Requirement:
Your task is to gather the lines below that hold the string "placeholder".

Stored data:
>>

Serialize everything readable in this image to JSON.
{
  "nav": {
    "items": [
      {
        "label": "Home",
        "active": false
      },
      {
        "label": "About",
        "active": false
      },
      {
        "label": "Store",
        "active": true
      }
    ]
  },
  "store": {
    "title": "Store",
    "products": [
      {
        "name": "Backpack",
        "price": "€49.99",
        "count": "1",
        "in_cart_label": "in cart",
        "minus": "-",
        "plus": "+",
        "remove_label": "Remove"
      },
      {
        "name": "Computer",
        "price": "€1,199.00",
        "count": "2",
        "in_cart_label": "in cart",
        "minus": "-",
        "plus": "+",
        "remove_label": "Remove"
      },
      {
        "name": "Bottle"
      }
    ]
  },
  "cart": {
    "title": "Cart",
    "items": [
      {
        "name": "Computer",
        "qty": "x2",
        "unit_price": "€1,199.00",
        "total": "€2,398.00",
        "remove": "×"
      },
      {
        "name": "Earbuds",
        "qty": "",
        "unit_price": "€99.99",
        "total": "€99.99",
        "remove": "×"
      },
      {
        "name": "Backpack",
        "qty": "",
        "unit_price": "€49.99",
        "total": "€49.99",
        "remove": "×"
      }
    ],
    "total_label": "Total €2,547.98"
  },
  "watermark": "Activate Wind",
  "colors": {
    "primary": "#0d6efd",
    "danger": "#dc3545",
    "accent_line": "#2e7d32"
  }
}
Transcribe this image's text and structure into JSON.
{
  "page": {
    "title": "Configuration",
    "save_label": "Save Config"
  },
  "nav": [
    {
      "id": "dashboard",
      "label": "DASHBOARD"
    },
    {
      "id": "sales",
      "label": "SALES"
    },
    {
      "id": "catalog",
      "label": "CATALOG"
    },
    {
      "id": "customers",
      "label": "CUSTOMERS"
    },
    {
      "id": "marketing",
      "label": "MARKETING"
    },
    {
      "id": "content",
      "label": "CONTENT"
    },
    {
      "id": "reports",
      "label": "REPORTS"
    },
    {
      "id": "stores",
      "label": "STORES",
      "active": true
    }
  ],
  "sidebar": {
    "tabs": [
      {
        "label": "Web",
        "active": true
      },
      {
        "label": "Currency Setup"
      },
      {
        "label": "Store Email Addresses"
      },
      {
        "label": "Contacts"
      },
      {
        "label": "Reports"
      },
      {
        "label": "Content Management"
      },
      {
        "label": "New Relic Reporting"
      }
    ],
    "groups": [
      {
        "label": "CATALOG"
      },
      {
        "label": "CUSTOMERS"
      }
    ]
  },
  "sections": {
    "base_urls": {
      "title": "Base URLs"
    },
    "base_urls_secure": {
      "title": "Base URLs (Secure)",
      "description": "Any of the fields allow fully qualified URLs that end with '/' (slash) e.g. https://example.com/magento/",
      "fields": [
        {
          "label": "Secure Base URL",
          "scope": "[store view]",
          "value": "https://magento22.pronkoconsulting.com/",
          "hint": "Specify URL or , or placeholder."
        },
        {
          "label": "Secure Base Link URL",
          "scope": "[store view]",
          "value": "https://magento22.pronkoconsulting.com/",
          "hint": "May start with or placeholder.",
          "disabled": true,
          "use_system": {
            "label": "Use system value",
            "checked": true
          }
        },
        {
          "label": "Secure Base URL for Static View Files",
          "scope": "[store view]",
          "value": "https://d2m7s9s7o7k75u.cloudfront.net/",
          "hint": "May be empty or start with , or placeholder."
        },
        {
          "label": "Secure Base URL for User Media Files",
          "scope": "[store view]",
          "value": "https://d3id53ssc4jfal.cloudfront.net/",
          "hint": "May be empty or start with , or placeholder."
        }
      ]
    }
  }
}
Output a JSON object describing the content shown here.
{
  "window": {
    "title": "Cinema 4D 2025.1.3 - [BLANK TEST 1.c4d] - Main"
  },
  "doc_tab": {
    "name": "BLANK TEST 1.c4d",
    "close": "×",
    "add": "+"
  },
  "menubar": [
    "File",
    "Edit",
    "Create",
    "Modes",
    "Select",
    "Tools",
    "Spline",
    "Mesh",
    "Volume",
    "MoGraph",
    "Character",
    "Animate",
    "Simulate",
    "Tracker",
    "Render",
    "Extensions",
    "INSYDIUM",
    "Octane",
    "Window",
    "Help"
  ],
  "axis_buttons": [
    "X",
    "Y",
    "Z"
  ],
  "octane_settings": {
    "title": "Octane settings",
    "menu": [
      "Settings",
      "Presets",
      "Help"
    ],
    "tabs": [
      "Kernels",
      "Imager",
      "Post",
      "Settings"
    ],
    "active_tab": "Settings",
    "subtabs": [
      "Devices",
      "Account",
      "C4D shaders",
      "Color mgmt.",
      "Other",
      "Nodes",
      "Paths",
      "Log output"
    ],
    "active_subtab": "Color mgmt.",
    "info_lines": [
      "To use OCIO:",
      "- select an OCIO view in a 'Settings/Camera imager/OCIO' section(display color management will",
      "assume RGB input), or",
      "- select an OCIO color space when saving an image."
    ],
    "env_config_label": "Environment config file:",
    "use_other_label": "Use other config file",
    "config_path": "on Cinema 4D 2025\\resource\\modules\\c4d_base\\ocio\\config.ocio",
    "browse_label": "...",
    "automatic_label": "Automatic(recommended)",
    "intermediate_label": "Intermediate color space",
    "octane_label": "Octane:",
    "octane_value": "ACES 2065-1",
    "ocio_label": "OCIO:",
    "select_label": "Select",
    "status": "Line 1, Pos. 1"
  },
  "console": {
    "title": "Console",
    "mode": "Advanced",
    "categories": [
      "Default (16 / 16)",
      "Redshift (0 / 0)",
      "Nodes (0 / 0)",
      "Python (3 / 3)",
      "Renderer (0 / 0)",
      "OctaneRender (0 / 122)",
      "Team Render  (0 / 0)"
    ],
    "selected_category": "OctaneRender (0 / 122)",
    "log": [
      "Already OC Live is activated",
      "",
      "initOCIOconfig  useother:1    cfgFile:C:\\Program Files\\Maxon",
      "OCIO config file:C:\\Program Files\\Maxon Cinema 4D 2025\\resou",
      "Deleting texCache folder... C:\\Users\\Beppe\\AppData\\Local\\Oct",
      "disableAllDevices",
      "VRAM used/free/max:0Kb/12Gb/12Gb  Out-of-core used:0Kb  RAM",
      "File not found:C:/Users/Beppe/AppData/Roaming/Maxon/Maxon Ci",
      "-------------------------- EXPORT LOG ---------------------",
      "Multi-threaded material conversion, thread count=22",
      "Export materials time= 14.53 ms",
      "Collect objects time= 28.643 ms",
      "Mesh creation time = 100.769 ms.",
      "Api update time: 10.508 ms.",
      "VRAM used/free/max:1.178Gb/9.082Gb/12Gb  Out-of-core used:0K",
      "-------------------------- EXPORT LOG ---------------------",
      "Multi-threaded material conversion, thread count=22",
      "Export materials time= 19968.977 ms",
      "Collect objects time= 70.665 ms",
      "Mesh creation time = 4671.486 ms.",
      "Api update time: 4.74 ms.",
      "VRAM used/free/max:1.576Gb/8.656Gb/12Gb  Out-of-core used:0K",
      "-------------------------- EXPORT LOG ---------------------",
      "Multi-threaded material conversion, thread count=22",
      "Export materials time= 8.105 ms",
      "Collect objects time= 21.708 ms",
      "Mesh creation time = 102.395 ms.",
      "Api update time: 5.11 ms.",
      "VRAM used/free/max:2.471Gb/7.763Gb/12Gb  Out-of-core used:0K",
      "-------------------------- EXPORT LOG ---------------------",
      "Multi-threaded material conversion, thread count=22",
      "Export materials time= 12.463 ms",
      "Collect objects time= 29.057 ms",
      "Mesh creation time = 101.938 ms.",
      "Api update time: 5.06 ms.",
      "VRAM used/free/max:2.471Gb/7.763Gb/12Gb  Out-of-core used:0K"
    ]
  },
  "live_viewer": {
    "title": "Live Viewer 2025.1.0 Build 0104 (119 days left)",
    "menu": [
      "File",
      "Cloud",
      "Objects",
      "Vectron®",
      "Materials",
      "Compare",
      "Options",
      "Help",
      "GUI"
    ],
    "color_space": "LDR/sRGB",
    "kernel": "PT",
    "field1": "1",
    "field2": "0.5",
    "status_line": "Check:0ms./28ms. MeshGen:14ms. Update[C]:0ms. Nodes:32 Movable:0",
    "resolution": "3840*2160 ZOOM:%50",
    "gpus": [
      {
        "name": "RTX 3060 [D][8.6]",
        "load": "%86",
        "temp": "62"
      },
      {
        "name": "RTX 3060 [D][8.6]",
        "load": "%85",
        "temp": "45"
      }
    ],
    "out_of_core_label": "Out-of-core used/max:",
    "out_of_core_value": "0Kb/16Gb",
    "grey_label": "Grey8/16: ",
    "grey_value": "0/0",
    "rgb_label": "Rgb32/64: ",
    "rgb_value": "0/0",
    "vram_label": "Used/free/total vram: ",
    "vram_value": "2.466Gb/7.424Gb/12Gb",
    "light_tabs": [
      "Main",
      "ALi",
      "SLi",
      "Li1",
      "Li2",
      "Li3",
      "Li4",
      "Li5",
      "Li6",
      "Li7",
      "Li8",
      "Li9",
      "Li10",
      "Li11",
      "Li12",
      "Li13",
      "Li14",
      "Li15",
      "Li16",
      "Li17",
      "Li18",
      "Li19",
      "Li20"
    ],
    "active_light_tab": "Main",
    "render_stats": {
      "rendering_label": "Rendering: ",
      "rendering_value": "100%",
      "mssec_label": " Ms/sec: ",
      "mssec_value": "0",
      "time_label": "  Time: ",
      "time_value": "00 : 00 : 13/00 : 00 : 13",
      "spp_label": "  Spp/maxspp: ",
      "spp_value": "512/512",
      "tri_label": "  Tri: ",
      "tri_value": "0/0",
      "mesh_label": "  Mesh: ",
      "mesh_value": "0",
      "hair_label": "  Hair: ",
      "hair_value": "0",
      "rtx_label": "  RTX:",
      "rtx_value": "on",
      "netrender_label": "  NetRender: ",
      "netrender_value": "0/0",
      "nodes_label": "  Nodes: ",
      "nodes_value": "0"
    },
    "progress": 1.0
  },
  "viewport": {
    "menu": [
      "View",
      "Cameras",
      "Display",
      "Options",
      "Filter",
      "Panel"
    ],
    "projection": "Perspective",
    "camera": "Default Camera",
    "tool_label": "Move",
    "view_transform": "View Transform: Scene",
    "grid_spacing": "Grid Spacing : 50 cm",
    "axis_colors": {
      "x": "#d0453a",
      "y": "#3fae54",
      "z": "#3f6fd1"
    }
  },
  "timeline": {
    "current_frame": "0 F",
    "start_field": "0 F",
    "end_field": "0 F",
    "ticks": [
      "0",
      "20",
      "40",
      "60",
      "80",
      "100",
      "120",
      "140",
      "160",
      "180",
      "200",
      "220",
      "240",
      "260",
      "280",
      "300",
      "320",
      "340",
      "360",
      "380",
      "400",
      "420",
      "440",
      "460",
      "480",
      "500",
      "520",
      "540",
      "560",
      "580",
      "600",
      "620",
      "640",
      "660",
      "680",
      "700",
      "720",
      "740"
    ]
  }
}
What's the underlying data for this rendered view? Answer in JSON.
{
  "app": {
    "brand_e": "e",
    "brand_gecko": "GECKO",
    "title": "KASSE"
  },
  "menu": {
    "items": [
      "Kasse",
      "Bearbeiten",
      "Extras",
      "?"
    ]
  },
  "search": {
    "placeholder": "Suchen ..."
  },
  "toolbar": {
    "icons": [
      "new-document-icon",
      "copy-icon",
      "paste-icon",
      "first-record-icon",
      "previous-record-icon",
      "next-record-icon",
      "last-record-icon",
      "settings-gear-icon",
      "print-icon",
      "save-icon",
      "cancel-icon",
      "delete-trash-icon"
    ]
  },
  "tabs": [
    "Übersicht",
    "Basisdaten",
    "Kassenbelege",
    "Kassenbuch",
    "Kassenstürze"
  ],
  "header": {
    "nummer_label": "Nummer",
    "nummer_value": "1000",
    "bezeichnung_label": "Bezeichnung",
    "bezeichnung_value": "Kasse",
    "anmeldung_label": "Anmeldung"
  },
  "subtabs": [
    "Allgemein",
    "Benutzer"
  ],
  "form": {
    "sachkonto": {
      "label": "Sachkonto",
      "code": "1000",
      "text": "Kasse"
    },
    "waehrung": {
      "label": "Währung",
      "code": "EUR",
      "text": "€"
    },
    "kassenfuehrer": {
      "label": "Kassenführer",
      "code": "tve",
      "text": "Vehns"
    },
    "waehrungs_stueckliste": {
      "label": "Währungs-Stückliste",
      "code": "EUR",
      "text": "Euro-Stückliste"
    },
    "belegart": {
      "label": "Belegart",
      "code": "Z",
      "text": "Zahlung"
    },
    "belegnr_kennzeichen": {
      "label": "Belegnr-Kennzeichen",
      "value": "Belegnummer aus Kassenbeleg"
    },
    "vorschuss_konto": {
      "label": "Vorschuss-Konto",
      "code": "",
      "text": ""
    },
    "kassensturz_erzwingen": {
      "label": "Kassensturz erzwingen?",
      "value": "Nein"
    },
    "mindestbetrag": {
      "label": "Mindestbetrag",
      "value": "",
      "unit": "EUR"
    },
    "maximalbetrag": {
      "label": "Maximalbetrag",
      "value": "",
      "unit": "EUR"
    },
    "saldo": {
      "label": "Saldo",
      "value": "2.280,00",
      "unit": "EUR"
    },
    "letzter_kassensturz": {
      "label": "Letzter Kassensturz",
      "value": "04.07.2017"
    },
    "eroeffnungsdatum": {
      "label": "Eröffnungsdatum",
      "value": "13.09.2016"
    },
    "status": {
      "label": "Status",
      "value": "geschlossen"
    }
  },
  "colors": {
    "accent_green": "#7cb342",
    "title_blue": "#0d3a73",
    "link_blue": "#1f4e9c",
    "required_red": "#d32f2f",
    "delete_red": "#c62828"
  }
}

<<

Answer below:
          "hint": "Specify URL or , or placeholder."
          "hint": "May start with or placeholder.",
          "hint": "May be empty or start with , or placeholder."
          "hint": "May be empty or start with , or placeholder."
    "placeholder": "Suchen ..."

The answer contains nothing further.